REQUIRED ACTION A: Write out word for word the stretch of the Scott Rice passage from "On November 24, 2010, Rice" through "Coast League (PCL).".
REQUIRED ACTION B: Name every Major League Baseball club mentioned in the Scott Rice passage.
REQUIRED ACTION C: According to the Scott Rice passage, at which overall pick did the Baltimore Orioles draft Rice?

EXTRACT PROVIDED:
▼

American baseball player (born 1981)

Scott Adam Rice (born September 21, 1981) is an American former professional baseball pitcher. A first-round draft pick in the 1999 MLB draft, his career was slowed by injuries. He pitched in minor league baseball for 14 seasons before his first promotion to Major League Baseball (MLB) in 2013, with the New York Mets.

==Career==
Rice attended Royal High School in Simi Valley, California. He played for the high school baseball team as a pitcher. The Baltimore Orioles drafted Rice in the first round, with the 44th overall selection, of the 1999 Major League Baseball draft. He played in minor league baseball for the Orioles organization through 2005, reaching Double-A, then signed with the Texas Rangers in 2006, reaching Triple-A. He made only eight appearances in 2007 due to injury, and had surgery on his flexor tendon in 2008.

Rice returned to baseball pitching in independent leagues, playing for the Long Island Ducks in 2008 and the Newark Bears in 2009. He then pitched in the Colorado Rockies organization in 2010.

On November 24, 2010, Rice signed a minor league contract with the Chicago Cubs organization. He appeared in spring training for the team in 2011, but was later released prior to the start of the regular season.

Rice joined the York Revolution of the Atlantic League in 2011. During the season, the Los Angeles Dodgers signed Rice and assigned him to their Double-A affiliate. On December 14, 2011, the Dodgers re-signed Rice to a minor league contract that included an invitation to spring training, but he did not make the team, and was instead assigned to pitch for the Albuquerque Isotopes of the Triple-A Pacific Coast League (PCL).

▲

Source rows

▼

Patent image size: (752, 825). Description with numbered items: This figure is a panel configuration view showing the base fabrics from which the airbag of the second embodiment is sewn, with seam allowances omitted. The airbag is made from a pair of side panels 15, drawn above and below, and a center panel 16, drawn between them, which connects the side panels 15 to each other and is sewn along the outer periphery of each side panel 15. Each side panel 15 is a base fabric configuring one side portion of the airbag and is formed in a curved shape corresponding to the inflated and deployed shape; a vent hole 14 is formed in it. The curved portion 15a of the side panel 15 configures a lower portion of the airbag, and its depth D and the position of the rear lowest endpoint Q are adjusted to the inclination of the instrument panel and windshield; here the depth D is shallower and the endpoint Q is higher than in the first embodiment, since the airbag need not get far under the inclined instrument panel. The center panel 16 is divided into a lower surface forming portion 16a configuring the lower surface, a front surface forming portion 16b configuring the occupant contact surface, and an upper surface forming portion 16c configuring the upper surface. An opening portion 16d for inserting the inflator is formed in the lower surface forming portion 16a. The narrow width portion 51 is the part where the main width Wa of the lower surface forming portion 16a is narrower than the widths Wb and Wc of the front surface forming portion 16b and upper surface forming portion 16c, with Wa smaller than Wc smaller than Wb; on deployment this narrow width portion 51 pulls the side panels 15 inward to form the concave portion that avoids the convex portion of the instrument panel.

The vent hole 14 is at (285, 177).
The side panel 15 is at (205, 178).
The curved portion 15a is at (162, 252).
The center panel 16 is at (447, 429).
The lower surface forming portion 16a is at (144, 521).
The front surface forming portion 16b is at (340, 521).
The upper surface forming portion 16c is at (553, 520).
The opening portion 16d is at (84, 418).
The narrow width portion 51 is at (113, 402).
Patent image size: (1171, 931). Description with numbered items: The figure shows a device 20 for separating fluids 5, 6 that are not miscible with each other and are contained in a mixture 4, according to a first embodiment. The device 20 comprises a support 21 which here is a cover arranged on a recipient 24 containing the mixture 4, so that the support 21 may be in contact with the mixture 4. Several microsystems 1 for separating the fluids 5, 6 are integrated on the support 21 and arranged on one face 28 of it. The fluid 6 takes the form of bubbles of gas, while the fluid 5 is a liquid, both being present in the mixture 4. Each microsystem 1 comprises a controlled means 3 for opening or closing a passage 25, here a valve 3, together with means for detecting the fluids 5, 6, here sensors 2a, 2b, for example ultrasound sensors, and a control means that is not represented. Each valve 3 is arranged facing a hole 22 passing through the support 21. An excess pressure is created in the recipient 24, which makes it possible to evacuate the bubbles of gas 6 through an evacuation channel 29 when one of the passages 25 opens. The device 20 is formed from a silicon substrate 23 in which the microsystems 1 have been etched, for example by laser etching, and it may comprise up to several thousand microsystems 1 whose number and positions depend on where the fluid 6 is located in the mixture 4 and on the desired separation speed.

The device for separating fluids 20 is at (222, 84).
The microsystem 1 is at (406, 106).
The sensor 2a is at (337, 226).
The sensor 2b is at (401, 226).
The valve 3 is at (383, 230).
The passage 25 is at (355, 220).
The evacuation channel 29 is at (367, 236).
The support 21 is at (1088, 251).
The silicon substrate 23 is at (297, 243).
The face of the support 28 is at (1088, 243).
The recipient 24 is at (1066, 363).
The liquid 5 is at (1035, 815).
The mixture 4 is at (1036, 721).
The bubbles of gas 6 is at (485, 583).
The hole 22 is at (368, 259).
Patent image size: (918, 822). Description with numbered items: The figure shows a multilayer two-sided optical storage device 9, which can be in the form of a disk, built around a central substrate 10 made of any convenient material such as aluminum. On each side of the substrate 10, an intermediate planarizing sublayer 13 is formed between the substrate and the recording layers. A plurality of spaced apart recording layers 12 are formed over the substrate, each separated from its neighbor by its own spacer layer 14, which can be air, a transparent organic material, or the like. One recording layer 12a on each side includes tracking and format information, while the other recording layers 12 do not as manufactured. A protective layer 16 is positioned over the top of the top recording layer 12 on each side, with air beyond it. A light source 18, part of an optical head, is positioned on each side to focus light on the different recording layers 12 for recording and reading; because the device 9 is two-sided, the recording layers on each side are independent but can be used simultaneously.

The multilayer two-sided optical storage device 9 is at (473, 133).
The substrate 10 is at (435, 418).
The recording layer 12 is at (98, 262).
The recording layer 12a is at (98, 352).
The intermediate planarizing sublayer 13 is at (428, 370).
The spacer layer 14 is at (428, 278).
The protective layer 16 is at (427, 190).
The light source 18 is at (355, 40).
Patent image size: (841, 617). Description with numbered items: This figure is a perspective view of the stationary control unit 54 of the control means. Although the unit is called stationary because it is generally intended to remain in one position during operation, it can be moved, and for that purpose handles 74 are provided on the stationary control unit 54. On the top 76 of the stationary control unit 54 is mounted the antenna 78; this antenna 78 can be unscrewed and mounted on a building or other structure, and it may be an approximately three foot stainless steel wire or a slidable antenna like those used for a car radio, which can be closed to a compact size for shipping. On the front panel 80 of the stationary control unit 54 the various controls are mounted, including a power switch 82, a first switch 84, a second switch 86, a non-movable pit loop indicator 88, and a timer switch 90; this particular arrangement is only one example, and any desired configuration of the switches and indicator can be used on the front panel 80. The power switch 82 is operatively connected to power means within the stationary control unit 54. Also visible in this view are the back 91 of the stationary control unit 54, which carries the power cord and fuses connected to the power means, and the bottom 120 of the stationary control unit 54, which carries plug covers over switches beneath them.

▲

EXERCISE SOLUTION A:
On November 24, 2010, Rice signed a minor league contract with the Chicago Cubs organization. He appeared in spring training for the team in 2011, but was later released prior to the start of the regular season.

Rice joined the York Revolution of the Atlantic League in 2011. During the season, the Los Angeles Dodgers signed Rice and assigned him to their Double-A affiliate. On December 14, 2011, the Dodgers re-signed Rice to a minor league contract that included an invitation to spring training, but he did not make the team, and was instead assigned to pitch for the Albuquerque Isotopes of the Triple-A Pacific Coast League (PCL).

EXERCISE SOLUTION B: New York Mets, Baltimore Orioles, Texas Rangers, Colorado Rockies, Chicago Cubs, Los Angeles Dodgers

EXERCISE SOLUTION C: The 44th overall selection, in the first round of the 1999 draft.